*Stated problem*.
Retype the material word for word.
━━━━━ Given records ━━━━━
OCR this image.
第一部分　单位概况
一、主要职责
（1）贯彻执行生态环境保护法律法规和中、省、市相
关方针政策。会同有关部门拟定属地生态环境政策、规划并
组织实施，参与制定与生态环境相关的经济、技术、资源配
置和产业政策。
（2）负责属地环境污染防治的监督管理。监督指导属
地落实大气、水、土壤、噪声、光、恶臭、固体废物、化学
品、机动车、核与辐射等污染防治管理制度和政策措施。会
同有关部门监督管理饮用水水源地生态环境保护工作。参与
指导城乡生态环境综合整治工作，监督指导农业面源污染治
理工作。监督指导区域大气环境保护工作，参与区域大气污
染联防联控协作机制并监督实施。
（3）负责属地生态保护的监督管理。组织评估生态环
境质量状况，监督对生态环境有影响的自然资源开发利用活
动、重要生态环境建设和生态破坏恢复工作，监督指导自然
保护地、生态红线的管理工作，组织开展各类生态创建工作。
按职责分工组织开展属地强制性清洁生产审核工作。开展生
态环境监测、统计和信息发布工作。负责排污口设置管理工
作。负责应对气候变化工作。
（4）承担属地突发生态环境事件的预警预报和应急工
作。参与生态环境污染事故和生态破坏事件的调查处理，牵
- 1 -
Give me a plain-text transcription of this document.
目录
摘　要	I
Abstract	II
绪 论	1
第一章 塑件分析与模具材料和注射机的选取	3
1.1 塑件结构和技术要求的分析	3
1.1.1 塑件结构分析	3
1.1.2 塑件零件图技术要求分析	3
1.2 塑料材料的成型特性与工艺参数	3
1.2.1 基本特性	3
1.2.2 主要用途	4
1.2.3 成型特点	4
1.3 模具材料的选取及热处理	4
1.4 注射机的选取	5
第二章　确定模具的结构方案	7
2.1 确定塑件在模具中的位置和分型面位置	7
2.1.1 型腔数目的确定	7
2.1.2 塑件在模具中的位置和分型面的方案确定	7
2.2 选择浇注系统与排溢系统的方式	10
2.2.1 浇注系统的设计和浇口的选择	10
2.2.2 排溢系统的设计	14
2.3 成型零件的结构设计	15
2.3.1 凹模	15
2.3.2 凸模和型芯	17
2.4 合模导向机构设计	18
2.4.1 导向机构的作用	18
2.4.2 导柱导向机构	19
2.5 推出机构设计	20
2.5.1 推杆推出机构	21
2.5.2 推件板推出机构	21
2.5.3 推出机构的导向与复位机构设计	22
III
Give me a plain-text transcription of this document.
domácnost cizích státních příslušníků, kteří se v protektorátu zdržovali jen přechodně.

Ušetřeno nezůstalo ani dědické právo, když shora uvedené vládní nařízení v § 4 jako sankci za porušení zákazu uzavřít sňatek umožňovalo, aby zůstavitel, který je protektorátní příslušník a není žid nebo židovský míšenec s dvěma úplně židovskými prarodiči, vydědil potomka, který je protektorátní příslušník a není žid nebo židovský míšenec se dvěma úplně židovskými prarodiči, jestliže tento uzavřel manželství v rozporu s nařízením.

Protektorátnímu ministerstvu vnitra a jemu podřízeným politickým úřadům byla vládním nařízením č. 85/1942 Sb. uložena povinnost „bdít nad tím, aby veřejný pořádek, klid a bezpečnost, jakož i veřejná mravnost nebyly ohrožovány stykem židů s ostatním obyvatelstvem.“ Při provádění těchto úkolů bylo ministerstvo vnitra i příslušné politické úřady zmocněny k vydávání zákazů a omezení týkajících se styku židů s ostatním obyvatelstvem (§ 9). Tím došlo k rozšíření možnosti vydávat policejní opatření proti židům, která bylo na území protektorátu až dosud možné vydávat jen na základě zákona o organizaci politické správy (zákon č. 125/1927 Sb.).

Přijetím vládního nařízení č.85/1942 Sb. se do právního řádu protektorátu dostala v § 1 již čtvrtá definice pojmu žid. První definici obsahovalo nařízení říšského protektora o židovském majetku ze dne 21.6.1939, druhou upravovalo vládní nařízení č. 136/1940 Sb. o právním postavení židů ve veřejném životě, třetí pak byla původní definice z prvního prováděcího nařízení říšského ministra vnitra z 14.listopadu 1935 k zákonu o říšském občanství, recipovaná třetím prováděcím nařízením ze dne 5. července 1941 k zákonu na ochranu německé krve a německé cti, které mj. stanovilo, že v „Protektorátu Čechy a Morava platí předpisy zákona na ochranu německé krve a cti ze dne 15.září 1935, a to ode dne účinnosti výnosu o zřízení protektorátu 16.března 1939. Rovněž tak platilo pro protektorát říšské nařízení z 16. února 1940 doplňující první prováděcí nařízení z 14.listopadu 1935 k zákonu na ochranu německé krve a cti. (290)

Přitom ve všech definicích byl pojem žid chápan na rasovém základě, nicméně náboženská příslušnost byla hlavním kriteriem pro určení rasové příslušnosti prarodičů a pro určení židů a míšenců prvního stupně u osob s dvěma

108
━━━━━
*Exercise solution*.
OCR this image.
第一部分　单位概况
一、主要职责
（1）贯彻执行生态环境保护法律法规和中、省、市相
关方针政策。会同有关部门拟定属地生态环境政策、规划并
组织实施，参与制定与生态环境相关的经济、技术、资源配
置和产业政策。
（2）负责属地环境污染防治的监督管理。监督指导属
地落实大气、水、土壤、噪声、光、恶臭、固体废物、化学
品、机动车、核与辐射等污染防治管理制度和政策措施。会
同有关部门监督管理饮用水水源地生态环境保护工作。参与
指导城乡生态环境综合整治工作，监督指导农业面源污染治
理工作。监督指导区域大气环境保护工作，参与区域大气污
染联防联控协作机制并监督实施。
（3）负责属地生态保护的监督管理。组织评估生态环
境质量状况，监督对生态环境有影响的自然资源开发利用活
动、重要生态环境建设和生态破坏恢复工作，监督指导自然
保护地、生态红线的管理工作，组织开展各类生态创建工作。
按职责分工组织开展属地强制性清洁生产审核工作。开展生
态环境监测、统计和信息发布工作。负责排污口设置管理工
作。负责应对气候变化工作。
（4）承担属地突发生态环境事件的预警预报和应急工
作。参与生态环境污染事故和生态破坏事件的调查处理，牵
- 1 -
Give me a plain-text transcription of this document.
目录
摘　要	I
Abstract	II
绪 论	1
第一章 塑件分析与模具材料和注射机的选取	3
1.1 塑件结构和技术要求的分析	3
1.1.1 塑件结构分析	3
1.1.2 塑件零件图技术要求分析	3
1.2 塑料材料的成型特性与工艺参数	3
1.2.1 基本特性	3
1.2.2 主要用途	4
1.2.3 成型特点	4
1.3 模具材料的选取及热处理	4
1.4 注射机的选取	5
第二章　确定模具的结构方案	7
2.1 确定塑件在模具中的位置和分型面位置	7
2.1.1 型腔数目的确定	7
2.1.2 塑件在模具中的位置和分型面的方案确定	7
2.2 选择浇注系统与排溢系统的方式	10
2.2.1 浇注系统的设计和浇口的选择	10
2.2.2 排溢系统的设计	14
2.3 成型零件的结构设计	15
2.3.1 凹模	15
2.3.2 凸模和型芯	17
2.4 合模导向机构设计	18
2.4.1 导向机构的作用	18
2.4.2 导柱导向机构	19
2.5 推出机构设计	20
2.5.1 推杆推出机构	21
2.5.2 推件板推出机构	21
2.5.3 推出机构的导向与复位机构设计	22
III
Give me a plain-text transcription of this document.
domácnost cizích státních příslušníků, kteří se v protektorátu zdržovali jen přechodně.

Ušetřeno nezůstalo ani dědické právo, když shora uvedené vládní nařízení v § 4 jako sankci za porušení zákazu uzavřít sňatek umožňovalo, aby zůstavitel, který je protektorátní příslušník a není žid nebo židovský míšenec s dvěma úplně židovskými prarodiči, vydědil potomka, který je protektorátní příslušník a není žid nebo židovský míšenec se dvěma úplně židovskými prarodiči, jestliže tento uzavřel manželství v rozporu s nařízením.

Protektorátnímu ministerstvu vnitra a jemu podřízeným politickým úřadům byla vládním nařízením č. 85/1942 Sb. uložena povinnost „bdít nad tím, aby veřejný pořádek, klid a bezpečnost, jakož i veřejná mravnost nebyly ohrožovány stykem židů s ostatním obyvatelstvem.“ Při provádění těchto úkolů bylo ministerstvo vnitra i příslušné politické úřady zmocněny k vydávání zákazů a omezení týkajících se styku židů s ostatním obyvatelstvem (§ 9). Tím došlo k rozšíření možnosti vydávat policejní opatření proti židům, která bylo na území protektorátu až dosud možné vydávat jen na základě zákona o organizaci politické správy (zákon č. 125/1927 Sb.).

Přijetím vládního nařízení č.85/1942 Sb. se do právního řádu protektorátu dostala v § 1 již čtvrtá definice pojmu žid. První definici obsahovalo nařízení říšského protektora o židovském majetku ze dne 21.6.1939, druhou upravovalo vládní nařízení č. 136/1940 Sb. o právním postavení židů ve veřejném životě, třetí pak byla původní definice z prvního prováděcího nařízení říšského ministra vnitra z 14.listopadu 1935 k zákonu o říšském občanství, recipovaná třetím prováděcím nařízením ze dne 5. července 1941 k zákonu na ochranu německé krve a německé cti, které mj. stanovilo, že v „Protektorátu Čechy a Morava platí předpisy zákona na ochranu německé krve a cti ze dne 15.září 1935, a to ode dne účinnosti výnosu o zřízení protektorátu 16.března 1939. Rovněž tak platilo pro protektorát říšské nařízení z 16. února 1940 doplňující první prováděcí nařízení z 14.listopadu 1935 k zákonu na ochranu německé krve a cti. (290)

Přitom ve všech definicích byl pojem žid chápan na rasovém základě, nicméně náboženská příslušnost byla hlavním kriteriem pro určení rasové příslušnosti prarodičů a pro určení židů a míšenců prvního stupně u osob s dvěma

108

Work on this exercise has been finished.